• _Work to do_
Can you write out all the lines word for word, with no pictures?

• _Dataset records_

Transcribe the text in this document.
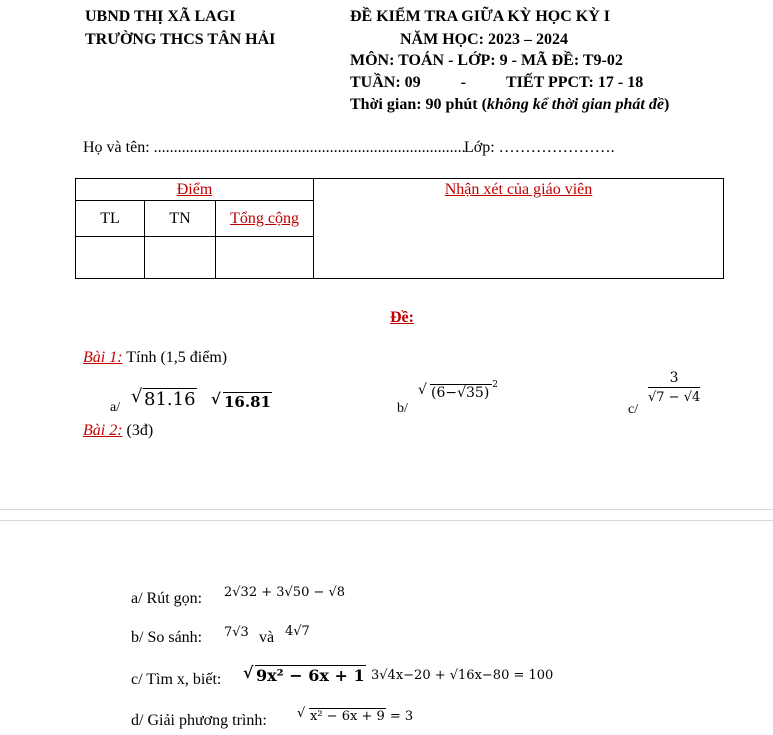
UBND THỊ XÃ LAGI
TRƯỜNG THCS TÂN HẢI
ĐỀ KIỂM TRA GIỮA KỲ HỌC KỲ I
NĂM HỌC: 2023 – 2024
MÔN: TOÁN - LỚP: 9 - MÃ ĐỀ: T9-02
TUẦN: 09	-	TIẾT PPCT: 17 - 18
Thời gian: 90 phút (không kể thời gian phát đề)
Họ và tên: ..............................................................................
Lớp: ………………….
Điểm			Nhận xét của giáo viên
TL	TN	Tổng cộng	

Đề:
Bài 1: Tính (1,5 điểm)
a/	√ 81.16	√ 16.81	b/
√ (6−√35) $^2$
c/
$\frac{3}{√7 - √4}$
Bài 2: (3đ)
a/ Rút gọn: 2√32 + 3√50 − √8
b/ So sánh: 7√3 và 4√7
c/ Tìm x, biết:	√ 9x² − 6x + 1 3√4x−20 + √16x−80 = 100
d/ Giải phương trình:	√ x² − 6x + 9 = 3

• _Solution_
Transcribe the text in this document.
UBND THỊ XÃ LAGI
TRƯỜNG THCS TÂN HẢI
ĐỀ KIỂM TRA GIỮA KỲ HỌC KỲ I
NĂM HỌC: 2023 – 2024
MÔN: TOÁN - LỚP: 9 - MÃ ĐỀ: T9-02
TUẦN: 09	-	TIẾT PPCT: 17 - 18
Thời gian: 90 phút (không kể thời gian phát đề)
Họ và tên: ..............................................................................
Lớp: ………………….
Điểm			Nhận xét của giáo viên
TL	TN	Tổng cộng	

Đề:
Bài 1: Tính (1,5 điểm)
a/	√ 81.16	√ 16.81	b/
√ (6−√35) $^2$
c/
$\frac{3}{√7 - √4}$
Bài 2: (3đ)
a/ Rút gọn: 2√32 + 3√50 − √8
b/ So sánh: 7√3 và 4√7
c/ Tìm x, biết:	√ 9x² − 6x + 1 3√4x−20 + √16x−80 = 100
d/ Giải phương trình:	√ x² − 6x + 9 = 3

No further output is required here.